WHAT TO WORK ON: Look through the material below. Copy every line with the string "placeholder" in it.

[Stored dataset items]

┄┄┄┄┄┄┄┄┄┄

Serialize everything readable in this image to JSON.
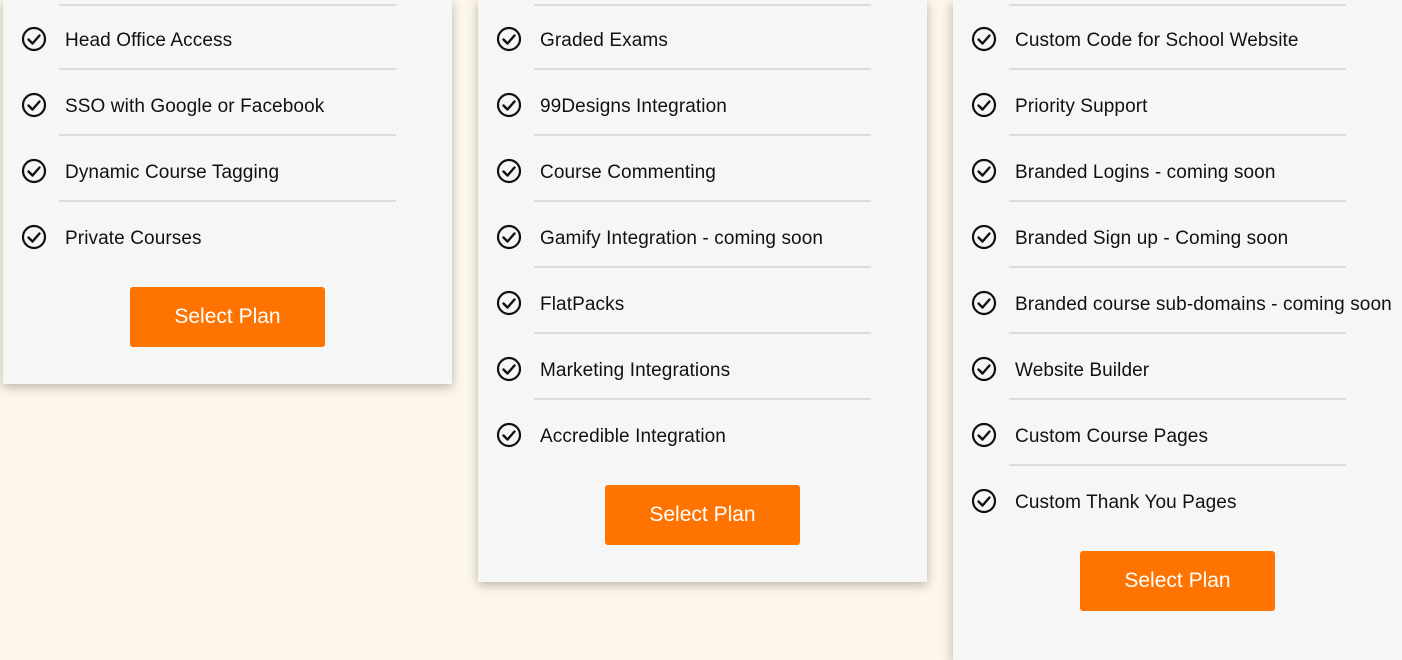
{
  "plans": [
    {
      "features": [
        "Head Office Access",
        "SSO with Google or Facebook",
        "Dynamic Course Tagging",
        "Private Courses"
      ],
      "button_label": "Select Plan"
    },
    {
      "features": [
        "Graded Exams",
        "99Designs Integration",
        "Course Commenting",
        "Gamify Integration - coming soon",
        "FlatPacks",
        "Marketing Integrations",
        "Accredible Integration"
      ],
      "button_label": "Select Plan"
    },
    {
      "features": [
        "Custom Code for School Website",
        "Priority Support",
        "Branded Logins - coming soon",
        "Branded Sign up - Coming soon",
        "Branded course sub-domains - coming soon",
        "Website Builder",
        "Custom Course Pages",
        "Custom Thank You Pages"
      ],
      "button_label": "Select Plan"
    }
  ],
  "icons": {
    "feature_icon": "check-circle-icon"
  },
  "colors": {
    "accent": "#ff7300",
    "card_bg": "#f6f6f6",
    "page_bg": "#fdf6ea",
    "divider": "#dcdcdc"
  }
}
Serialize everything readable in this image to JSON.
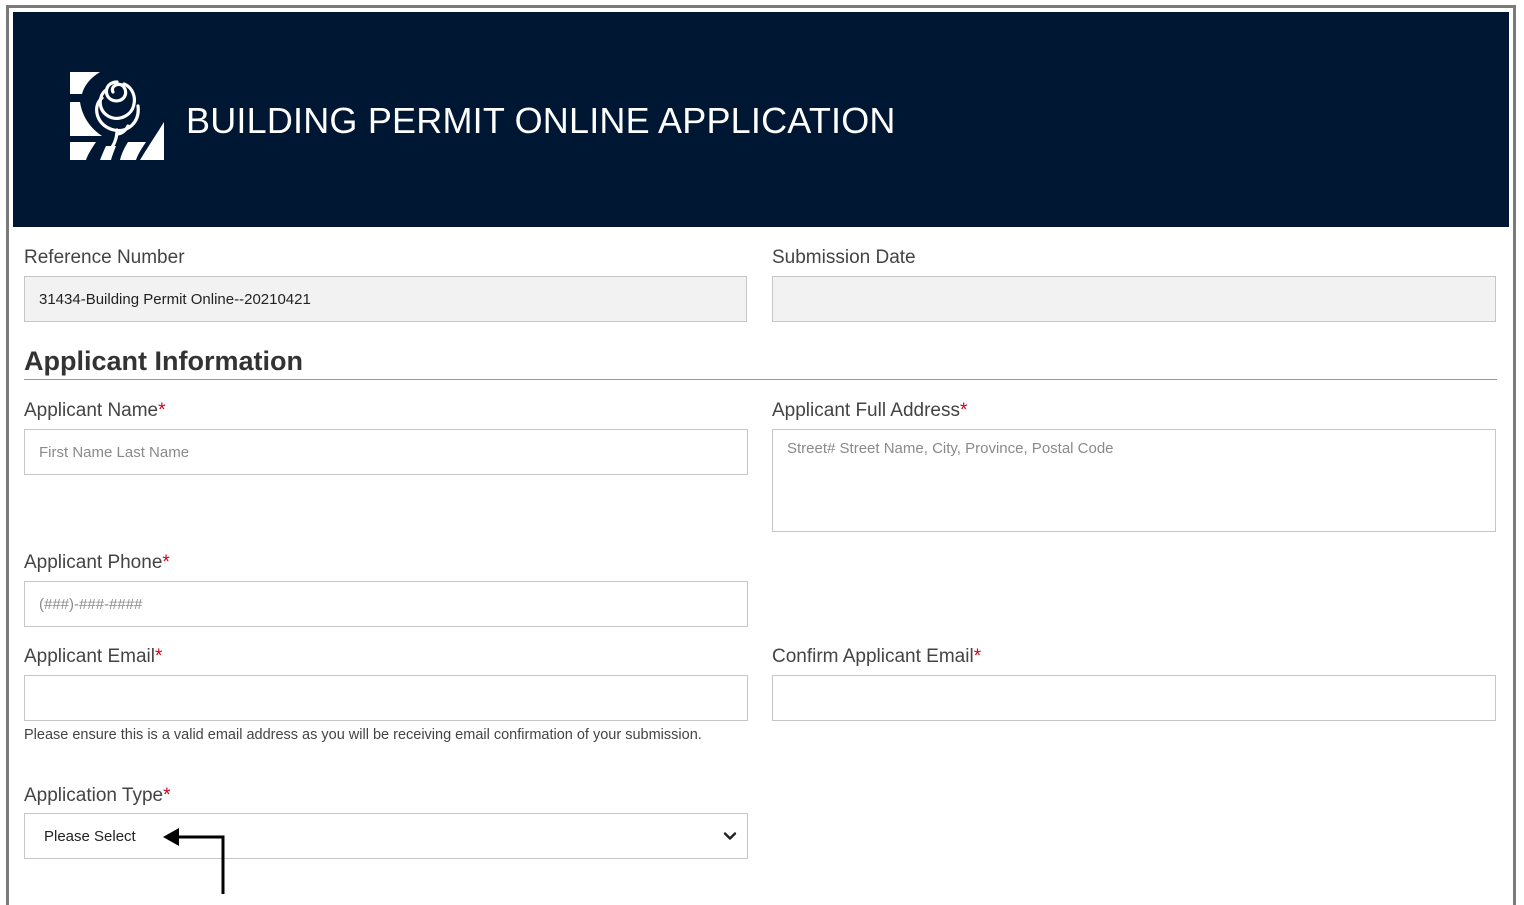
{
  "header": {
    "title": "BUILDING PERMIT ONLINE APPLICATION"
  },
  "reference": {
    "label": "Reference Number",
    "value": "31434-Building Permit Online--20210421"
  },
  "submission_date": {
    "label": "Submission Date",
    "value": ""
  },
  "section": {
    "title": "Applicant Information"
  },
  "required_marker": "*",
  "applicant_name": {
    "label": "Applicant Name",
    "placeholder": "First Name Last Name"
  },
  "applicant_address": {
    "label": "Applicant Full Address",
    "placeholder": "Street# Street Name, City, Province, Postal Code"
  },
  "applicant_phone": {
    "label": "Applicant Phone",
    "placeholder": "(###)-###-####"
  },
  "applicant_email": {
    "label": "Applicant Email",
    "value": "",
    "help": "Please ensure this is a valid email address as you will be receiving email confirmation of your submission."
  },
  "confirm_email": {
    "label": "Confirm Applicant Email",
    "value": ""
  },
  "application_type": {
    "label": "Application Type",
    "selected": "Please Select"
  },
  "colors": {
    "header_bg": "#001733",
    "required": "#d0021b",
    "readonly_bg": "#f2f2f2"
  },
  "icons": {
    "logo": "rose-logo-icon",
    "dropdown": "chevron-down-icon",
    "annotation": "arrow-left-icon"
  }
}
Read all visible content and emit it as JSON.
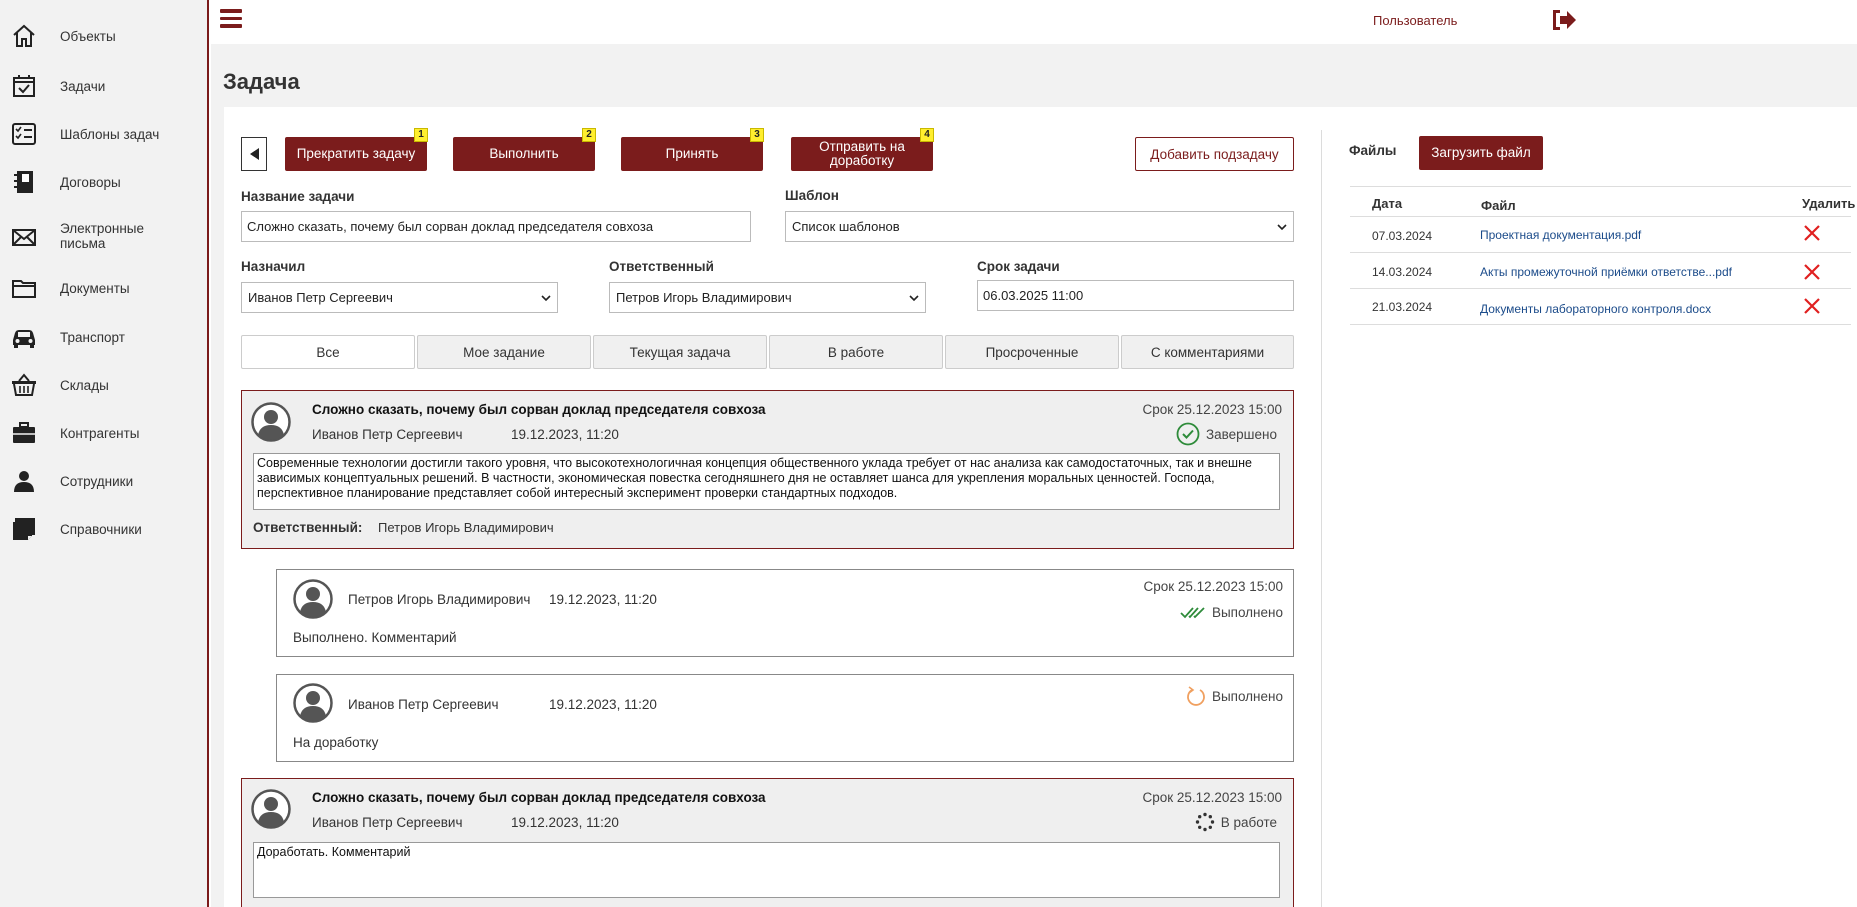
{
  "sidebar": {
    "items": [
      {
        "label": "Объекты",
        "icon": "home-icon"
      },
      {
        "label": "Задачи",
        "icon": "calendar-check-icon"
      },
      {
        "label": "Шаблоны задач",
        "icon": "checklist-icon"
      },
      {
        "label": "Договоры",
        "icon": "notebook-icon"
      },
      {
        "label": "Электронные письма",
        "icon": "envelope-icon"
      },
      {
        "label": "Документы",
        "icon": "folder-icon"
      },
      {
        "label": "Транспорт",
        "icon": "car-icon"
      },
      {
        "label": "Склады",
        "icon": "basket-icon"
      },
      {
        "label": "Контрагенты",
        "icon": "briefcase-icon"
      },
      {
        "label": "Сотрудники",
        "icon": "person-icon"
      },
      {
        "label": "Справочники",
        "icon": "sticky-note-icon"
      }
    ]
  },
  "topbar": {
    "user": "Пользователь"
  },
  "page": {
    "title": "Задача"
  },
  "toolbar": {
    "buttons": [
      {
        "label": "Прекратить задачу",
        "badge": "1"
      },
      {
        "label": "Выполнить",
        "badge": "2"
      },
      {
        "label": "Принять",
        "badge": "3"
      },
      {
        "label": "Отправить на доработку",
        "badge": "4"
      }
    ],
    "add_subtask": "Добавить подзадачу"
  },
  "form": {
    "task_name_label": "Название задачи",
    "task_name_value": "Сложно сказать, почему был сорван доклад председателя совхоза",
    "template_label": "Шаблон",
    "template_value": "Список шаблонов",
    "assigned_by_label": "Назначил",
    "assigned_by_value": "Иванов Петр Сергеевич",
    "responsible_label": "Ответственный",
    "responsible_value": "Петров Игорь Владимирович",
    "deadline_label": "Срок задачи",
    "deadline_value": "06.03.2025 11:00"
  },
  "tabs": [
    "Все",
    "Мое задание",
    "Текущая задача",
    "В работе",
    "Просроченные",
    "С комментариями"
  ],
  "cards": [
    {
      "title": "Сложно сказать, почему был сорван доклад председателя совхоза",
      "author": "Иванов Петр Сергеевич",
      "date": "19.12.2023, 11:20",
      "deadline": "Срок 25.12.2023 15:00",
      "status": "Завершено",
      "body": "Современные технологии достигли такого уровня, что высокотехнологичная концепция общественного уклада требует от нас анализа как самодостаточных, так и внешне зависимых концептуальных решений. В частности, экономическая повестка сегодняшнего дня не оставляет шанса для укрепления моральных ценностей. Господа, перспективное планирование представляет собой интересный эксперимент проверки стандартных подходов.",
      "responsible_label": "Ответственный:",
      "responsible_value": "Петров Игорь Владимирович"
    },
    {
      "author": "Петров Игорь Владимирович",
      "date": "19.12.2023, 11:20",
      "deadline": "Срок 25.12.2023 15:00",
      "status": "Выполнено",
      "text": "Выполнено. Комментарий"
    },
    {
      "author": "Иванов Петр Сергеевич",
      "date": "19.12.2023, 11:20",
      "status": "Выполнено",
      "text": "На доработку"
    },
    {
      "title": "Сложно сказать, почему был сорван доклад председателя совхоза",
      "author": "Иванов Петр Сергеевич",
      "date": "19.12.2023, 11:20",
      "deadline": "Срок 25.12.2023 15:00",
      "status": "В работе",
      "body": "Доработать. Комментарий"
    }
  ],
  "files": {
    "label": "Файлы",
    "upload": "Загрузить файл",
    "headers": {
      "date": "Дата",
      "file": "Файл",
      "delete": "Удалить"
    },
    "rows": [
      {
        "date": "07.03.2024",
        "name": "Проектная документация.pdf"
      },
      {
        "date": "14.03.2024",
        "name": "Акты промежуточной приёмки ответстве...pdf"
      },
      {
        "date": "21.03.2024",
        "name": "Документы лабораторного контроля.docx"
      }
    ]
  },
  "colors": {
    "brand": "#7b1c1c",
    "badge": "#ffee2e",
    "done_green": "#2e8b3a",
    "redo_orange": "#f0a060",
    "delete_red": "#e02020"
  }
}
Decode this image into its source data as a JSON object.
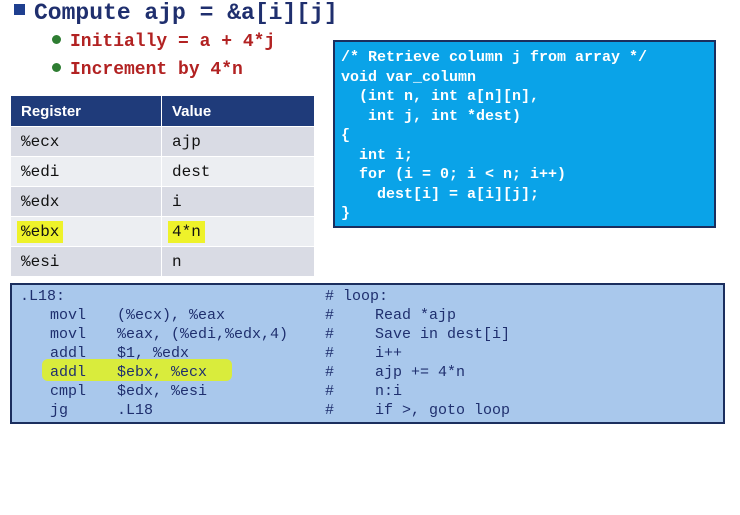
{
  "heading": "Compute ajp = &a[i][j]",
  "bullets": [
    "Initially = a + 4*j",
    "Increment by 4*n"
  ],
  "table": {
    "headers": [
      "Register",
      "Value"
    ],
    "rows": [
      {
        "reg": "%ecx",
        "value": "ajp"
      },
      {
        "reg": "%edi",
        "value": "dest"
      },
      {
        "reg": "%edx",
        "value": "i"
      },
      {
        "reg": "%ebx",
        "value": "4*n"
      },
      {
        "reg": "%esi",
        "value": "n"
      }
    ],
    "highlight_row": 3
  },
  "c_code": [
    "/* Retrieve column j from array */",
    "void var_column",
    "  (int n, int a[n][n],",
    "   int j, int *dest)",
    "{",
    "  int i;",
    "  for (i = 0; i < n; i++)",
    "    dest[i] = a[i][j];",
    "}"
  ],
  "asm": {
    "label": ".L18:",
    "label_comment": "# loop:",
    "lines": [
      {
        "op": "movl",
        "args": "(%ecx), %eax",
        "hash": "#",
        "comment": "Read *ajp"
      },
      {
        "op": "movl",
        "args": "%eax, (%edi,%edx,4)",
        "hash": "#",
        "comment": "Save in dest[i]"
      },
      {
        "op": "addl",
        "args": "$1, %edx",
        "hash": "#",
        "comment": "i++"
      },
      {
        "op": "addl",
        "args": "$ebx, %ecx",
        "hash": "#",
        "comment": "ajp += 4*n"
      },
      {
        "op": "cmpl",
        "args": "$edx, %esi",
        "hash": "#",
        "comment": "n:i"
      },
      {
        "op": "jg",
        "args": ".L18",
        "hash": "#",
        "comment": "if >, goto loop"
      }
    ],
    "highlight_line": 3
  },
  "colors": {
    "header_bg": "#1f3b7a",
    "code_box_bg": "#0aa3e8",
    "asm_box_bg": "#a9c8ec",
    "highlight": "#eef22a",
    "bullet_text": "#b22222"
  }
}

┄┄┄┄┄┄┄┄┄┄

IN RESPONSE:
    "placeholder": "First Name Last Name"
    "placeholder": "Street# Street Name, City, Province, Postal Code"
    "placeholder": "(###)-###-####"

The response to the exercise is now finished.